→ **Exercise directions**
Report the number of lines that hold the string "favicon". Leave out any other text.

→ **Provided records**

----------

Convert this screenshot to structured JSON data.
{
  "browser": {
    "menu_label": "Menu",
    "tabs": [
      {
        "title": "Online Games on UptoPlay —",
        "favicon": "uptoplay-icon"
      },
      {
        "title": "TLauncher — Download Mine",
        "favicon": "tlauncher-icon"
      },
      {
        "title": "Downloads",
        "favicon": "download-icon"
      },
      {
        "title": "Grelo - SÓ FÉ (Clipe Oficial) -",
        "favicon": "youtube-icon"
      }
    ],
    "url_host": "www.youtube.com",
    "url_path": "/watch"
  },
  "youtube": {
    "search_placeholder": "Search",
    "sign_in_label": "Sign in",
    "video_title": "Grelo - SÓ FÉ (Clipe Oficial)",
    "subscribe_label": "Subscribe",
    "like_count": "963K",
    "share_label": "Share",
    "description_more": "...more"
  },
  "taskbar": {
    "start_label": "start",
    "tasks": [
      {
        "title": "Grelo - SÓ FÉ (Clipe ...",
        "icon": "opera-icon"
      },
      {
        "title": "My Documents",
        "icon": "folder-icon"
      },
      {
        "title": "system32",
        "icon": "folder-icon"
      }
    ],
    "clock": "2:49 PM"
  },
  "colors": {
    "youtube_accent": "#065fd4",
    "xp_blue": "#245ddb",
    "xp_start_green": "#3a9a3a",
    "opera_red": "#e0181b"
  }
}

----------

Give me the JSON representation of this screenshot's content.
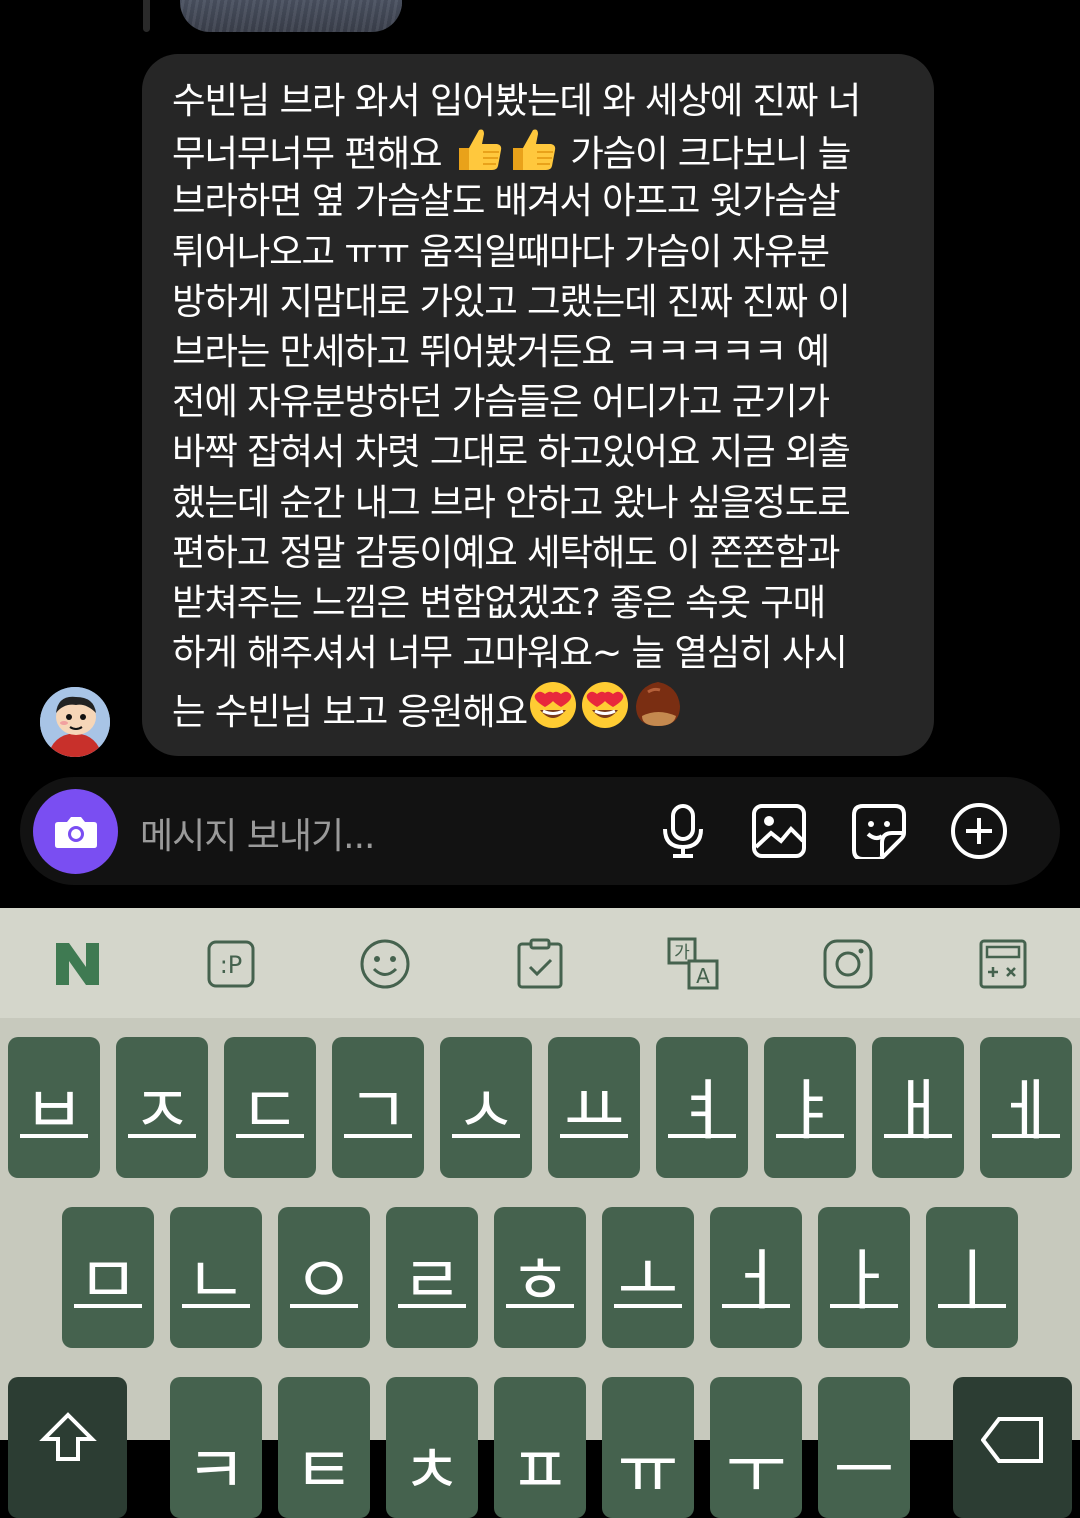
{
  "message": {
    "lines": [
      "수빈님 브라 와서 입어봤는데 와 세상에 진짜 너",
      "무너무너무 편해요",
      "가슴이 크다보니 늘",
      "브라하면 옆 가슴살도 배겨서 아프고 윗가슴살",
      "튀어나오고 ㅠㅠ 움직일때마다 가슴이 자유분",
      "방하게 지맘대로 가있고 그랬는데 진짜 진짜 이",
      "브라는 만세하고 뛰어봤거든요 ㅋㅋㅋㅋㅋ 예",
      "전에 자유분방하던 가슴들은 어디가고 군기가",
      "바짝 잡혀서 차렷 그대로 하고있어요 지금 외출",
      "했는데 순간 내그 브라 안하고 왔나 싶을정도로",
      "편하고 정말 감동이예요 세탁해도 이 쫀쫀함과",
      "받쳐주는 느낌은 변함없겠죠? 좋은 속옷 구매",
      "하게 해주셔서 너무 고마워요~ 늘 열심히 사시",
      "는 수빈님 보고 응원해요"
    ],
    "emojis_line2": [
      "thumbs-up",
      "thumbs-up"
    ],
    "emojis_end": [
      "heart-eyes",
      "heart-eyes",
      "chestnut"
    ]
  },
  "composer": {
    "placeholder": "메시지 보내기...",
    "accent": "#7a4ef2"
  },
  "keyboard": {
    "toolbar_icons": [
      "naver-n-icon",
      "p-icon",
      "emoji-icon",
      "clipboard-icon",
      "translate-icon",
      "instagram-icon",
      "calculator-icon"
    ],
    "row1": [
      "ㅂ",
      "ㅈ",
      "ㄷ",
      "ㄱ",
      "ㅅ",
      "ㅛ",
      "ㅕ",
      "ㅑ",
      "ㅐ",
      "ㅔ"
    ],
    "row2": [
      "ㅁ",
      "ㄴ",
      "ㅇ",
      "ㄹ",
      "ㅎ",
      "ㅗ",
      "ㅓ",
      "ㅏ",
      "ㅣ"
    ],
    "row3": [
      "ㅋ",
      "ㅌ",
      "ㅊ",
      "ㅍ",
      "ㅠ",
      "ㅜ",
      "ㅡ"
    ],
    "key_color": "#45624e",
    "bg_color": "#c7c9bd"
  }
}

----------

→ **Written solution**
4